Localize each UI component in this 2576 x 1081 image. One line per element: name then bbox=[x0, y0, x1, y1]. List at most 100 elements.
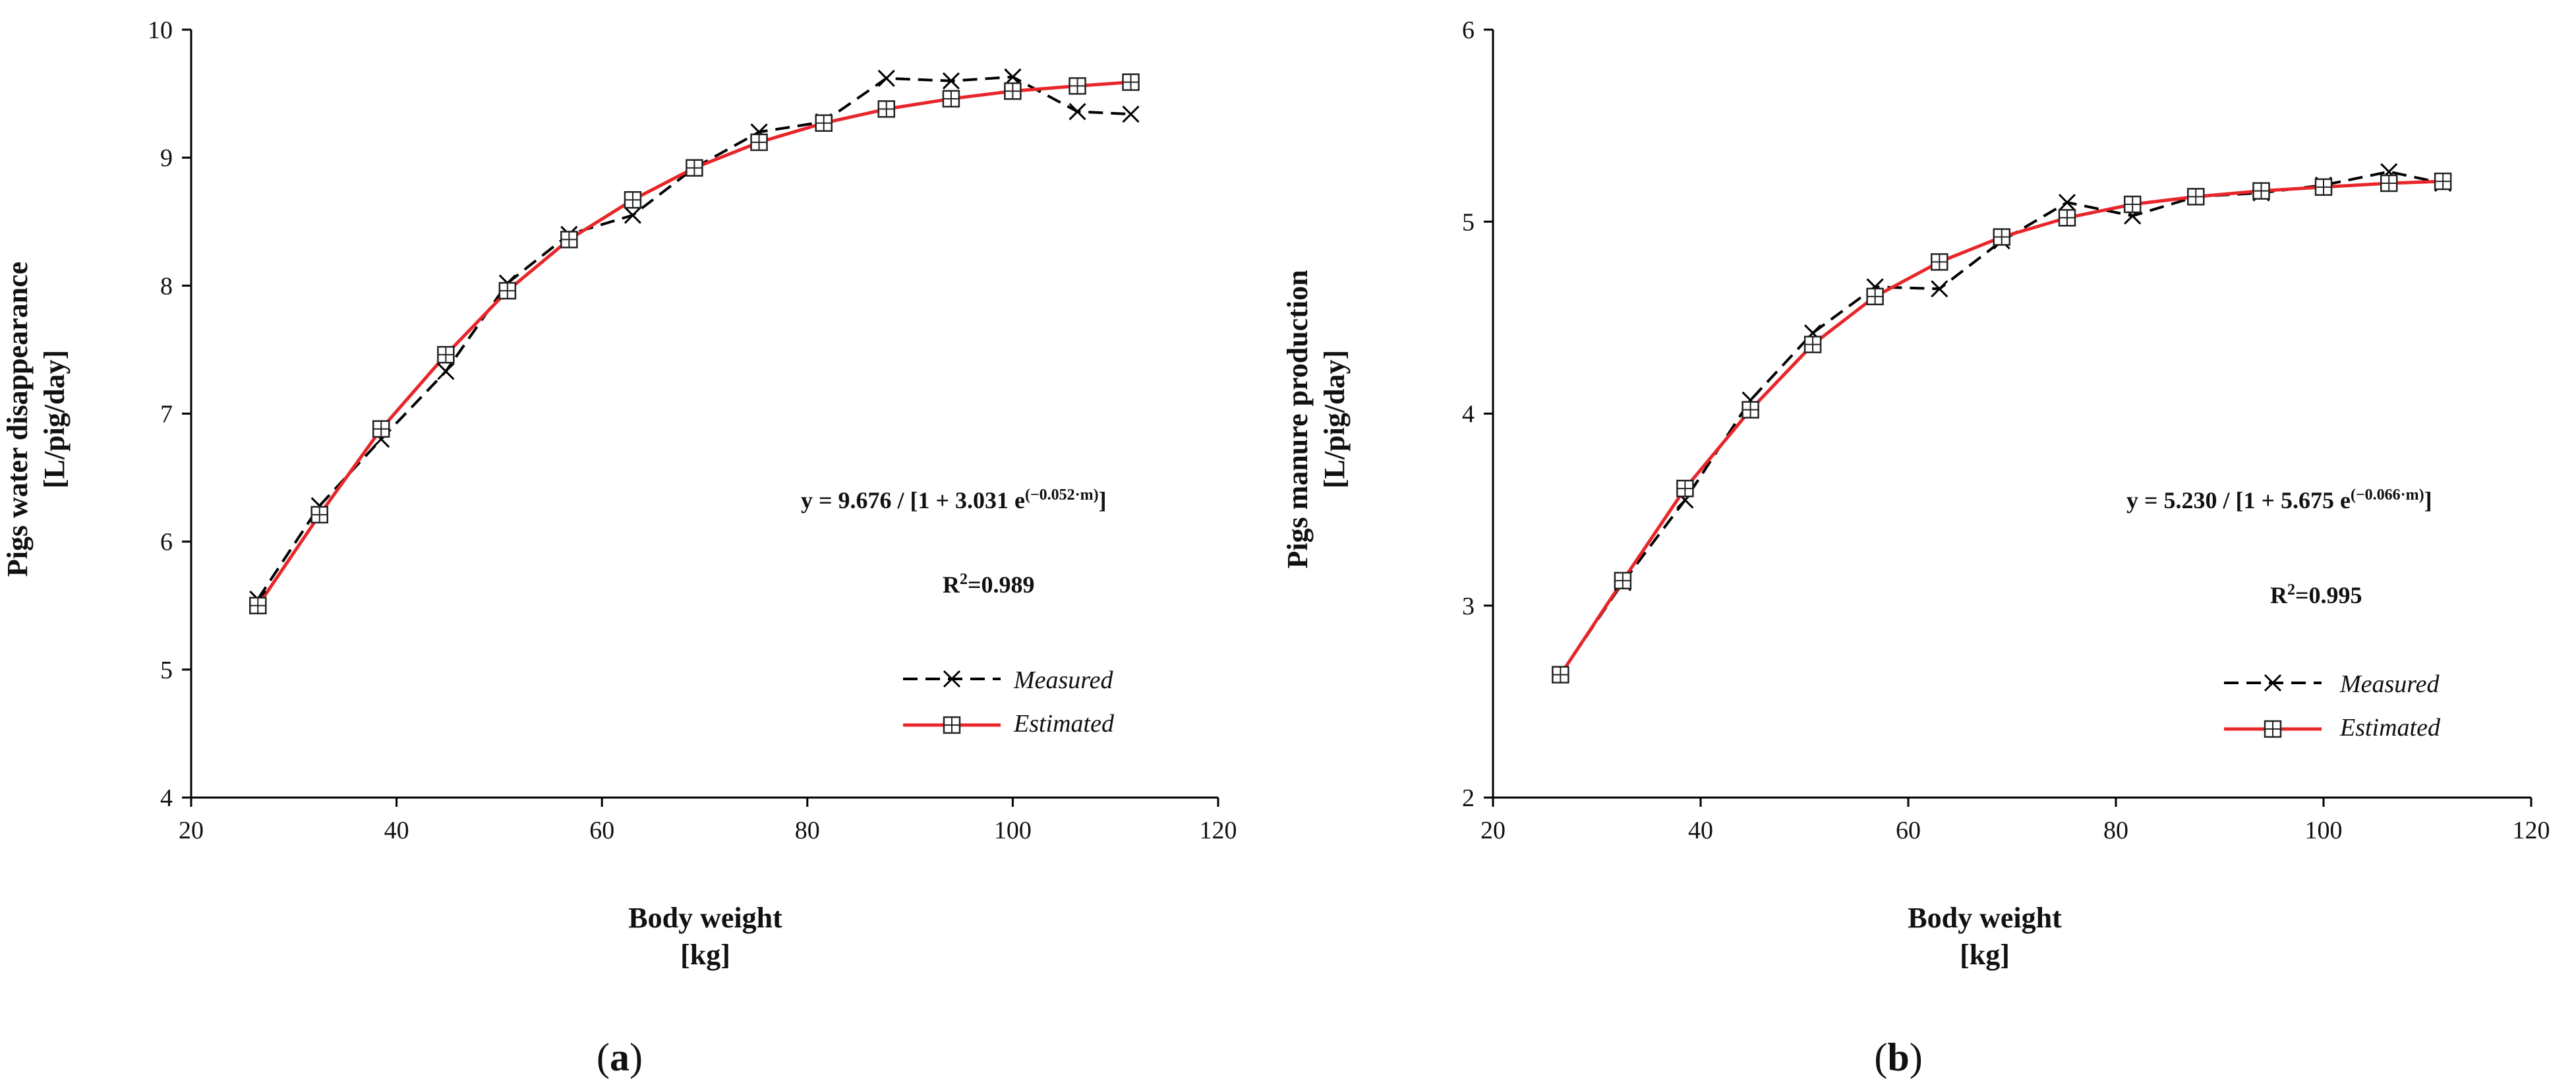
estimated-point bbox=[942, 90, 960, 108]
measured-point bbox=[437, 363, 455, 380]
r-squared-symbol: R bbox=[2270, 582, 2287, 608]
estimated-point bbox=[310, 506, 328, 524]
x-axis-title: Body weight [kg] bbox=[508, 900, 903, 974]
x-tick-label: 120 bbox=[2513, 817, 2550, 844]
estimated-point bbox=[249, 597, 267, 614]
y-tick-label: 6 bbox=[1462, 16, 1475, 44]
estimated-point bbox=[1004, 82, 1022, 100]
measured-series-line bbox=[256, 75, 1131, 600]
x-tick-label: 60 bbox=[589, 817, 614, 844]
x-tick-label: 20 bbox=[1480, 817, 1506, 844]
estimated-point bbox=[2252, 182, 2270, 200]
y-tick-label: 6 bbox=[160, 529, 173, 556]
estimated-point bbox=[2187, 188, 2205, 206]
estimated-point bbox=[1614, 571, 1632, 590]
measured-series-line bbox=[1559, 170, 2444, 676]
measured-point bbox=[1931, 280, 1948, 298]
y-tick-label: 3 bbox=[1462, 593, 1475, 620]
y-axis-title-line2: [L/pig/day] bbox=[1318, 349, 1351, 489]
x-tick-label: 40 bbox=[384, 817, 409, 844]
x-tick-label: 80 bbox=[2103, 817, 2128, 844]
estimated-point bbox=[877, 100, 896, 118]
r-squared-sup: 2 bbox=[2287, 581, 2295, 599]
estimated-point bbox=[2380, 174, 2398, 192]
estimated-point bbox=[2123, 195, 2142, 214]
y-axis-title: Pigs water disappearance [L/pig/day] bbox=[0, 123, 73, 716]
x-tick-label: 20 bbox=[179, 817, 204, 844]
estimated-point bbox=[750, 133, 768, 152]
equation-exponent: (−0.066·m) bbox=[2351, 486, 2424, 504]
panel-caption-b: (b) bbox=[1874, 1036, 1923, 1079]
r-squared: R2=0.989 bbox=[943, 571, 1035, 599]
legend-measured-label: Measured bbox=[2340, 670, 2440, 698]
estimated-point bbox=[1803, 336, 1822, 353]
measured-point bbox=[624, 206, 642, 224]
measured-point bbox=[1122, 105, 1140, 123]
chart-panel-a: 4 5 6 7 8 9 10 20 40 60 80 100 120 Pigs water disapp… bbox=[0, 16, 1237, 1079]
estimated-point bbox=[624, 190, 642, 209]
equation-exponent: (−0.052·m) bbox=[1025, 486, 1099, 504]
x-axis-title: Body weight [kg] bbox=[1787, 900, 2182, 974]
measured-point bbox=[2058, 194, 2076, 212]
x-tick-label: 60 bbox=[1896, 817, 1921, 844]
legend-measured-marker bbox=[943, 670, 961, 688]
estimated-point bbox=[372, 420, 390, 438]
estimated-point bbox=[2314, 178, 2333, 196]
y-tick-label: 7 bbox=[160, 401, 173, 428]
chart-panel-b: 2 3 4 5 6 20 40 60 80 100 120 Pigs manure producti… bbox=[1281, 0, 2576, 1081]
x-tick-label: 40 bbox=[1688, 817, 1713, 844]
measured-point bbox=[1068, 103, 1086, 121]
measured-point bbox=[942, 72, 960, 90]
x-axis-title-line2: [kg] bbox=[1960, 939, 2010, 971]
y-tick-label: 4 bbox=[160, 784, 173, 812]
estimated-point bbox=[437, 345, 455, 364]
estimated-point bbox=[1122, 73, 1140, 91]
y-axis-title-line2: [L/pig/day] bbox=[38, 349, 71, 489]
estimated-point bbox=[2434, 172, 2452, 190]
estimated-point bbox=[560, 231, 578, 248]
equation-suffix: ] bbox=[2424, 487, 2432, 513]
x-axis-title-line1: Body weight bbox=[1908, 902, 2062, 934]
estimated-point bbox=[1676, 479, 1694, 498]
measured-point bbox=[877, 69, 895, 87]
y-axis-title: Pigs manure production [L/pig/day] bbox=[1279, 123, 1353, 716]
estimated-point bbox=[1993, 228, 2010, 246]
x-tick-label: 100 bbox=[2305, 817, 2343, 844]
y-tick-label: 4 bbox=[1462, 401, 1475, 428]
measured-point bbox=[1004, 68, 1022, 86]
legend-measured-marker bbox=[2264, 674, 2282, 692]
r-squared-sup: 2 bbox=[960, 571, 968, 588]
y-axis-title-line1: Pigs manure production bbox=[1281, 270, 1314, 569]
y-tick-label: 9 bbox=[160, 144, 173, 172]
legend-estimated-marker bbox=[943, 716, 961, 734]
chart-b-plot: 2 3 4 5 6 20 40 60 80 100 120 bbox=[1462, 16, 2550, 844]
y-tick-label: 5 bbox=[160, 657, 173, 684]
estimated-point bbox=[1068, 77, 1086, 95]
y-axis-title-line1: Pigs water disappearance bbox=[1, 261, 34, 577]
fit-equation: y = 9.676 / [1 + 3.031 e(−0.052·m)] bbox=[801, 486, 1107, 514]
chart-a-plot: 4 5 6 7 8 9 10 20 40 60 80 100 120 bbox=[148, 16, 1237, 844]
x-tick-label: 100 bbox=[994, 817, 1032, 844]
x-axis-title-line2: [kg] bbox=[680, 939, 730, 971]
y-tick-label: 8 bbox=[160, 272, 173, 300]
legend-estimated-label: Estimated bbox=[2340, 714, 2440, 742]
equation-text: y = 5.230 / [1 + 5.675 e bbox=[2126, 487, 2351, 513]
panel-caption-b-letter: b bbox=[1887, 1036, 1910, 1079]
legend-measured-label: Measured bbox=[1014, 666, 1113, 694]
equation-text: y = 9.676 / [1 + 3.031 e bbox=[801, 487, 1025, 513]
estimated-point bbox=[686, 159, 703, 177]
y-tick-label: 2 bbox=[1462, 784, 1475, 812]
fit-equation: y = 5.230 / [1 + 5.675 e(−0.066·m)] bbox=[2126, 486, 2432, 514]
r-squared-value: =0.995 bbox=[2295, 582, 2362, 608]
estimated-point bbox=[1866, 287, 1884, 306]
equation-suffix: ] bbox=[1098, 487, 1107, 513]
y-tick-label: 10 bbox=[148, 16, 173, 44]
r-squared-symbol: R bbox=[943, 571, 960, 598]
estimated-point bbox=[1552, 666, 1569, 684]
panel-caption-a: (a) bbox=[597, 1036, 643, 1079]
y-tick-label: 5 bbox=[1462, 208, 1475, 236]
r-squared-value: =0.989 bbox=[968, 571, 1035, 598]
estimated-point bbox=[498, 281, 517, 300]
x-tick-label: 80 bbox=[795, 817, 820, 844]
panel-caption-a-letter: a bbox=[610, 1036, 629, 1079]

...

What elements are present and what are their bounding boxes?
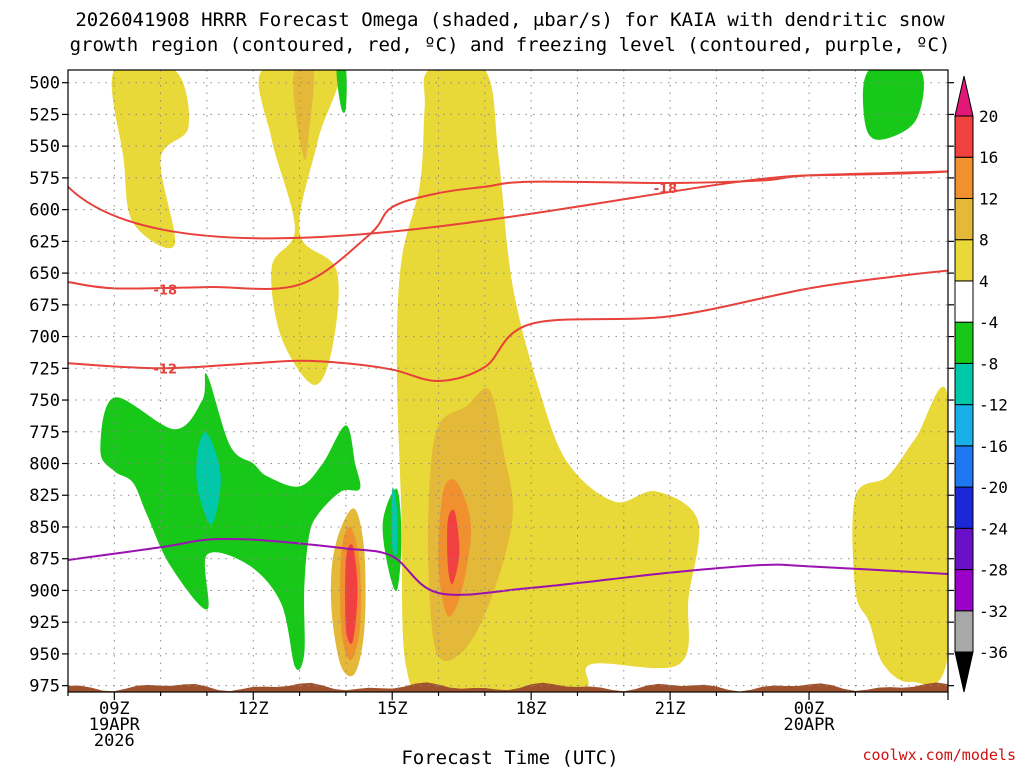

▶ [THE REQUEST] Which lines of the material above contain the word "production"? Pick out each of them and copy it in full.

▶ [CORRECT ANSWER]
y-axis-title: Pigs manure production [L/pig/day] bbox=[1279, 123, 1353, 716]
y-axis-title-line1: Pigs manure production bbox=[1281, 270, 1314, 569]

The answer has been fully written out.